_What is being asked_
Using "menthol" as the search string, find the matching lines below and copy them.

(Beginning of The data)

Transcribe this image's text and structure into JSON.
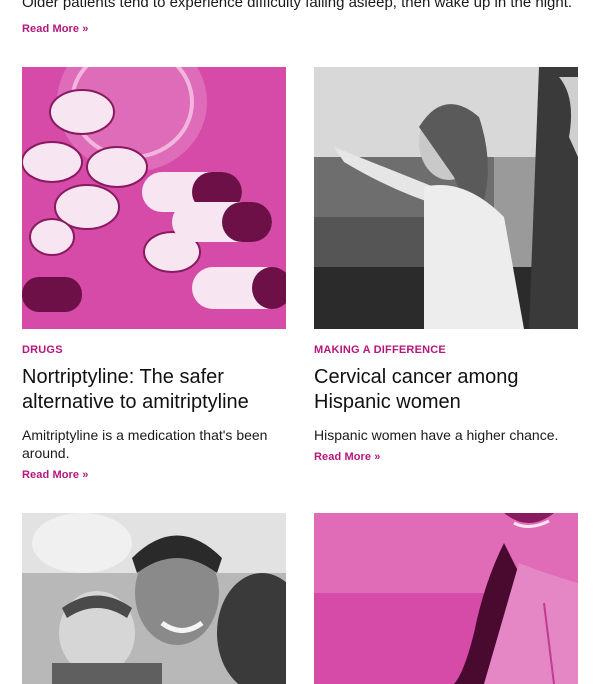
{
  "top_post": {
    "excerpt": "Older patients tend to experience difficulty falling asleep, then wake up in the night.",
    "read_more": "Read More »"
  },
  "cards": [
    {
      "category": "DRUGS",
      "title": "Nortriptyline: The safer alternative to amitriptyline",
      "excerpt": "Amitriptyline is a medication that's been around.",
      "read_more": "Read More »"
    },
    {
      "category": "MAKING A DIFFERENCE",
      "title": "Cervical cancer among Hispanic women",
      "excerpt": "Hispanic women have a higher chance.",
      "read_more": "Read More »"
    }
  ],
  "colors": {
    "accent": "#b5177e",
    "pink_image": "#d64aa8"
  },
  "images": [
    "pills-bottle-image",
    "woman-pointing-car-window-image",
    "father-with-baby-image",
    "nurse-smiling-image"
  ]
}
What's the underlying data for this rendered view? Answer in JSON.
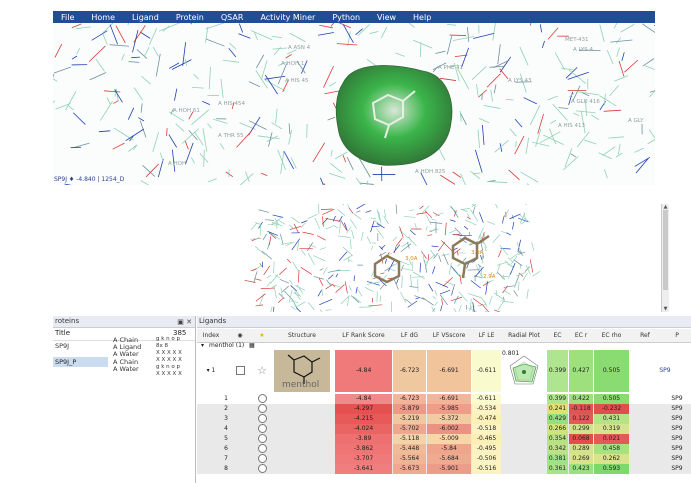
{
  "menu": [
    "File",
    "Home",
    "Ligand",
    "Protein",
    "QSAR",
    "Activity Miner",
    "Python",
    "View",
    "Help"
  ],
  "viewer": {
    "status": "SP9J ♦ -4.840 | 1254_D",
    "labels_top": [
      "A ASN 4",
      "A HOH 1",
      "A HIS 45",
      "A HIS 454",
      "A THR 55",
      "A HOH 61",
      "A PHE 41",
      "A LYS 43",
      "A HOH 825",
      "MET-431",
      "A LYS 4",
      "A GLU 416",
      "A HIS 413",
      "A GLY",
      "A HOH"
    ],
    "labels_bottom": [
      "3.0A",
      "3.1A",
      "2.9A"
    ]
  },
  "proteins_panel": {
    "title": "roteins",
    "col_title": "Title",
    "col_num": "385",
    "items": [
      "SP9J",
      "SP9J_P"
    ],
    "chains": [
      "A Chain",
      "A Ligand",
      "A Water",
      "A Chain",
      "A Water"
    ],
    "seq_lines": [
      "g k n o p",
      "8x 8",
      "X X X X X",
      "X X X X X",
      "g k n o p",
      "X X X X X"
    ]
  },
  "ligands_panel": {
    "title": "Ligands",
    "columns": [
      "Index",
      "",
      "",
      "Structure",
      "LF Rank Score",
      "LF dG",
      "LF VSscore",
      "LF LE",
      "Radial Plot",
      "EC",
      "EC r",
      "EC rho",
      "Ref",
      "P"
    ],
    "group_label": "menthol (1)",
    "structure_caption": "menthol",
    "radial_value": "0.801",
    "main_row": {
      "index": "1",
      "rank": "-4.84",
      "dg": "-6.723",
      "vs": "-6.691",
      "le": "-0.611",
      "ec": "0.399",
      "ecr": "0.427",
      "ecrho": "0.505",
      "ref": "SP9"
    },
    "rows": [
      {
        "index": "1",
        "rank": "-4.84",
        "dg": "-6.723",
        "vs": "-6.691",
        "le": "-0.611",
        "ec": "0.399",
        "ecr": "0.422",
        "ecrho": "0.505",
        "ref": "SP9"
      },
      {
        "index": "2",
        "rank": "-4.297",
        "dg": "-5.879",
        "vs": "-5.985",
        "le": "-0.534",
        "ec": "0.241",
        "ecr": "-0.118",
        "ecrho": "-0.232",
        "ref": "SP9"
      },
      {
        "index": "3",
        "rank": "-4.215",
        "dg": "-5.219",
        "vs": "-5.372",
        "le": "-0.474",
        "ec": "0.429",
        "ecr": "0.122",
        "ecrho": "0.431",
        "ref": "SP9"
      },
      {
        "index": "4",
        "rank": "-4.024",
        "dg": "-5.702",
        "vs": "-6.002",
        "le": "-0.518",
        "ec": "0.266",
        "ecr": "0.299",
        "ecrho": "0.319",
        "ref": "SP9"
      },
      {
        "index": "5",
        "rank": "-3.89",
        "dg": "-5.118",
        "vs": "-5.009",
        "le": "-0.465",
        "ec": "0.354",
        "ecr": "0.068",
        "ecrho": "0.021",
        "ref": "SP9"
      },
      {
        "index": "6",
        "rank": "-3.862",
        "dg": "-5.448",
        "vs": "-5.84",
        "le": "-0.495",
        "ec": "0.342",
        "ecr": "0.289",
        "ecrho": "0.458",
        "ref": "SP9"
      },
      {
        "index": "7",
        "rank": "-3.707",
        "dg": "-5.564",
        "vs": "-5.684",
        "le": "-0.506",
        "ec": "0.381",
        "ecr": "0.269",
        "ecrho": "0.262",
        "ref": "SP9"
      },
      {
        "index": "8",
        "rank": "-3.641",
        "dg": "-5.673",
        "vs": "-5.901",
        "le": "-0.516",
        "ec": "0.361",
        "ecr": "0.423",
        "ecrho": "0.593",
        "ref": "SP9"
      }
    ],
    "colors": {
      "rank_main": "#f07a7a",
      "rank_rows": [
        "#f08a8a",
        "#e55050",
        "#e85a5a",
        "#ea6464",
        "#ee7070",
        "#ef7474",
        "#f07a7a",
        "#f17e7e"
      ],
      "dg_rows": [
        "#f3b59a",
        "#ec9a88",
        "#f0c8a0",
        "#efa890",
        "#f3d4a8",
        "#f2bb98",
        "#f1b495",
        "#f0a890"
      ],
      "vs_rows": [
        "#f3b59a",
        "#ef9c88",
        "#f1cba2",
        "#ec9282",
        "#f6d7a8",
        "#efa48c",
        "#efab90",
        "#ee9c8a"
      ],
      "le_rows": [
        "#fafacf",
        "#fbf3c3",
        "#faf0b8",
        "#fbf3c1",
        "#faefb6",
        "#fbf2bf",
        "#fbf3c2",
        "#fbf3c0"
      ],
      "ec_rows": [
        "#aee58e",
        "#e2e070",
        "#96e082",
        "#cfe57b",
        "#b6e284",
        "#bce285",
        "#9ee385",
        "#a8e387"
      ],
      "ecr_rows": [
        "#9ee07e",
        "#e25454",
        "#e25b5b",
        "#d0e38c",
        "#e24d4d",
        "#d2e38c",
        "#dbe28c",
        "#9ae07d"
      ],
      "ecrho_rows": [
        "#8adc72",
        "#e24e4e",
        "#b6e387",
        "#d6e38f",
        "#e25a5a",
        "#a8e280",
        "#d9e38e",
        "#7dd96c"
      ]
    }
  }
}
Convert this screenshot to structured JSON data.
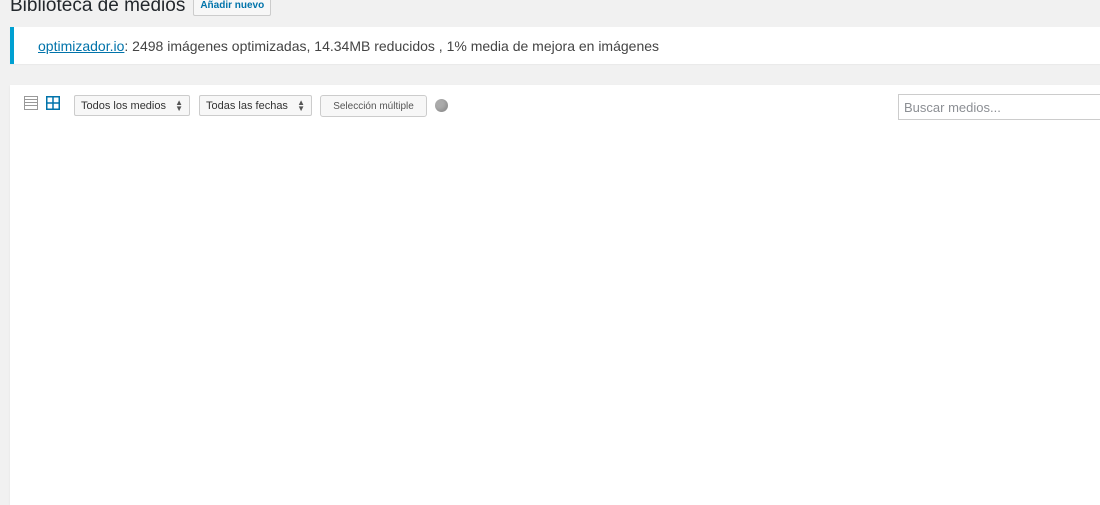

(End of The data)

_Response_
    "group_label": "menthol (1)",
    "structure_caption": "menthol",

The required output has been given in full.